> **Task requirements**
Please return the rows word for word, starting at the first row and ending at the row that contains "operand-8080: MLTPLY — [441, 269, 545, 299]", with both of those rows included.
## START
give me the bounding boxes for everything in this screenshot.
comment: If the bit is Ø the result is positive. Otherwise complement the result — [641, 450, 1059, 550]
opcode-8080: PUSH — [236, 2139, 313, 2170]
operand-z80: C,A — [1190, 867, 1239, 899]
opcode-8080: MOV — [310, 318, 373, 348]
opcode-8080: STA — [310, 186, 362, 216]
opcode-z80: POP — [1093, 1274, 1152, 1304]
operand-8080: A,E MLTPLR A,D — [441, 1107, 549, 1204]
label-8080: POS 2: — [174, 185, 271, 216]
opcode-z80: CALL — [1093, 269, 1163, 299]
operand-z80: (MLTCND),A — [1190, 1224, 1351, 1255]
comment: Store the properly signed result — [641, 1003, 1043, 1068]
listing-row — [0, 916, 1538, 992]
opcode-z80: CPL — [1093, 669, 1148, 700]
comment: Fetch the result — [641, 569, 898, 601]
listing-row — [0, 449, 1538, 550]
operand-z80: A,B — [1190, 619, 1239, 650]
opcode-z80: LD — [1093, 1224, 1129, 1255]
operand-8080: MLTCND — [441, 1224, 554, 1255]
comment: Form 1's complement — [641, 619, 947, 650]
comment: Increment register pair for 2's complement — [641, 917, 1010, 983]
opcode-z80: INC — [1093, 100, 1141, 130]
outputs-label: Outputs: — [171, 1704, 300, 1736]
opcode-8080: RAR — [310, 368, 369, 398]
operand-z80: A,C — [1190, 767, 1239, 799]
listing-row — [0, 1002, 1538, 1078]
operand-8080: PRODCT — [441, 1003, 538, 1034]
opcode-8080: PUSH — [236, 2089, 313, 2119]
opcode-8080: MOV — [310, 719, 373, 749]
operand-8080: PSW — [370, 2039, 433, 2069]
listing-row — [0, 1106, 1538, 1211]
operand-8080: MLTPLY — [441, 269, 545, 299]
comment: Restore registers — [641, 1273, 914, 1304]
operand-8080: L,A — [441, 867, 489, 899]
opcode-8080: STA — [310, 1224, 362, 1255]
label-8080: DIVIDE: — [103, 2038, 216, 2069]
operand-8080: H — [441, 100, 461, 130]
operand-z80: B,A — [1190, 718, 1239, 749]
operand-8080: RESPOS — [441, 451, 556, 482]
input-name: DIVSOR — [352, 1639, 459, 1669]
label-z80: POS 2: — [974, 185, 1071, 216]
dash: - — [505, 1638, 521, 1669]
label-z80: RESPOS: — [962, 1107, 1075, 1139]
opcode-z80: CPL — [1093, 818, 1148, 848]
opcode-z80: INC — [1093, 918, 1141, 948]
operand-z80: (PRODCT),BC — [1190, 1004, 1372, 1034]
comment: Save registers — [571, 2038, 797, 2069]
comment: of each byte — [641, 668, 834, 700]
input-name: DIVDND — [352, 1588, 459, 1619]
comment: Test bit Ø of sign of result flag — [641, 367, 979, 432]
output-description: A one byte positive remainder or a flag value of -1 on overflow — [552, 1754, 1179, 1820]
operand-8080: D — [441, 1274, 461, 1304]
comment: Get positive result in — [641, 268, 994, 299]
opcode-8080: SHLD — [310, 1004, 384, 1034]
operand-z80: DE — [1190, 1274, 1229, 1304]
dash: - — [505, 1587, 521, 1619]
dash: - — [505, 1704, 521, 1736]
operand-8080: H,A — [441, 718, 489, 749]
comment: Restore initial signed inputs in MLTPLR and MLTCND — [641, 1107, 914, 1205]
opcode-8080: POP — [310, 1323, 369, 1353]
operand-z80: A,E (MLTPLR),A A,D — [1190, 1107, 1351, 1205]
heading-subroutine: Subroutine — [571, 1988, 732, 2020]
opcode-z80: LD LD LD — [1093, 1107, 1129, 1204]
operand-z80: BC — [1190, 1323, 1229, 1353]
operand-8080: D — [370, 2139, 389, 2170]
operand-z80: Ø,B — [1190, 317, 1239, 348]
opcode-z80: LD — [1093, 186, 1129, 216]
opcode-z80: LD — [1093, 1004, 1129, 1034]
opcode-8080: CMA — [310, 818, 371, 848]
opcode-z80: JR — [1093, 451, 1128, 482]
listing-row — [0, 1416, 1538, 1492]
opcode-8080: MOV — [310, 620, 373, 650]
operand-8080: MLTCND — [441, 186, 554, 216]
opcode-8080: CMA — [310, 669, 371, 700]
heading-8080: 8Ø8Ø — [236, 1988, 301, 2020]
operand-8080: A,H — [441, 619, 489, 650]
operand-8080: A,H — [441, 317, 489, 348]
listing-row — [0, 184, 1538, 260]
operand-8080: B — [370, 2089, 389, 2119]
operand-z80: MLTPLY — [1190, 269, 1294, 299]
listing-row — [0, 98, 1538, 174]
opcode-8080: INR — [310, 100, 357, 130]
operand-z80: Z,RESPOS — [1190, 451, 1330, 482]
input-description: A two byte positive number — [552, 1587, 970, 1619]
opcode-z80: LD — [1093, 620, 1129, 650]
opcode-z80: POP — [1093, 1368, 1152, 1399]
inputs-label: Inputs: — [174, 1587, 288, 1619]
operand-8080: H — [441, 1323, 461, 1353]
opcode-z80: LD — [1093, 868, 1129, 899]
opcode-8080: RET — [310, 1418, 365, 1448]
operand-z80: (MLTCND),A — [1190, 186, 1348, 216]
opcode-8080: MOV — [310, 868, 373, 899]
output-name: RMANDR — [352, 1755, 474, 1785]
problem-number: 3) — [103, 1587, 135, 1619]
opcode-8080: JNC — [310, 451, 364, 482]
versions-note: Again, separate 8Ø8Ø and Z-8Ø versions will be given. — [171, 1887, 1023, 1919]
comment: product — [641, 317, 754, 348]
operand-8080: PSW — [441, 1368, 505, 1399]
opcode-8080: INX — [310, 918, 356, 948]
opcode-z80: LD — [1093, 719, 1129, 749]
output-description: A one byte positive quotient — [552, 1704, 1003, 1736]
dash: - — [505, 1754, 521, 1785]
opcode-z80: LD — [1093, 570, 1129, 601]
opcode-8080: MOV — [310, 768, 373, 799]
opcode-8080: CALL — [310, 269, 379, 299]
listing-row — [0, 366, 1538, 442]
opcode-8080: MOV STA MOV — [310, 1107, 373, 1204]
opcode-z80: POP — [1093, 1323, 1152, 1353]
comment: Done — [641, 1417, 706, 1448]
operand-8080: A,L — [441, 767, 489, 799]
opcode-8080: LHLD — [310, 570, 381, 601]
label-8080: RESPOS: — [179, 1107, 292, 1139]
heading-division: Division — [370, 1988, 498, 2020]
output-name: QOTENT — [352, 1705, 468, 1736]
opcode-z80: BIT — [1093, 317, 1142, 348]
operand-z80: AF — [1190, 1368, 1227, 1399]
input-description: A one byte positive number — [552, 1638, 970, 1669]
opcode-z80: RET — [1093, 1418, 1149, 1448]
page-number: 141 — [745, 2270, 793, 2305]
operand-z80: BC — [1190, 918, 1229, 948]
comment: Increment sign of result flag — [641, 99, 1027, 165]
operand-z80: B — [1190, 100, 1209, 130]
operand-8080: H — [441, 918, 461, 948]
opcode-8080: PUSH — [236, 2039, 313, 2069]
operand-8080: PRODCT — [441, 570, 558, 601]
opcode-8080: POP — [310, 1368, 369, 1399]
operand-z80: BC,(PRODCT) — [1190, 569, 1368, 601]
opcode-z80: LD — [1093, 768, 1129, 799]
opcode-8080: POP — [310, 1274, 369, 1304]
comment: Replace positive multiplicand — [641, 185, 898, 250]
## END
> **Correct response**
give me the bounding boxes for everything in this screenshot.
comment: If the bit is Ø the result is positive. Otherwise complement the result — [641, 450, 1059, 550]
opcode-8080: PUSH — [236, 2139, 313, 2170]
operand-z80: C,A — [1190, 867, 1239, 899]
opcode-8080: MOV — [310, 318, 373, 348]
opcode-8080: STA — [310, 186, 362, 216]
opcode-z80: POP — [1093, 1274, 1152, 1304]
operand-8080: A,E MLTPLR A,D — [441, 1107, 549, 1204]
label-8080: POS 2: — [174, 185, 271, 216]
opcode-z80: CALL — [1093, 269, 1163, 299]
operand-z80: (MLTCND),A — [1190, 1224, 1351, 1255]
comment: Store the properly signed result — [641, 1003, 1043, 1068]
listing-row — [0, 916, 1538, 992]
opcode-z80: CPL — [1093, 669, 1148, 700]
comment: Fetch the result — [641, 569, 898, 601]
listing-row — [0, 449, 1538, 550]
operand-z80: A,B — [1190, 619, 1239, 650]
opcode-z80: LD — [1093, 1224, 1129, 1255]
operand-8080: MLTCND — [441, 1224, 554, 1255]
comment: Form 1's complement — [641, 619, 947, 650]
comment: Increment register pair for 2's complement — [641, 917, 1010, 983]
opcode-z80: INC — [1093, 100, 1141, 130]
outputs-label: Outputs: — [171, 1704, 300, 1736]
opcode-8080: RAR — [310, 368, 369, 398]
operand-z80: A,C — [1190, 767, 1239, 799]
listing-row — [0, 1002, 1538, 1078]
operand-8080: PRODCT — [441, 1003, 538, 1034]
opcode-8080: PUSH — [236, 2089, 313, 2119]
opcode-8080: MOV — [310, 719, 373, 749]
operand-8080: PSW — [370, 2039, 433, 2069]
listing-row — [0, 1106, 1538, 1211]
operand-8080: MLTPLY — [441, 269, 545, 299]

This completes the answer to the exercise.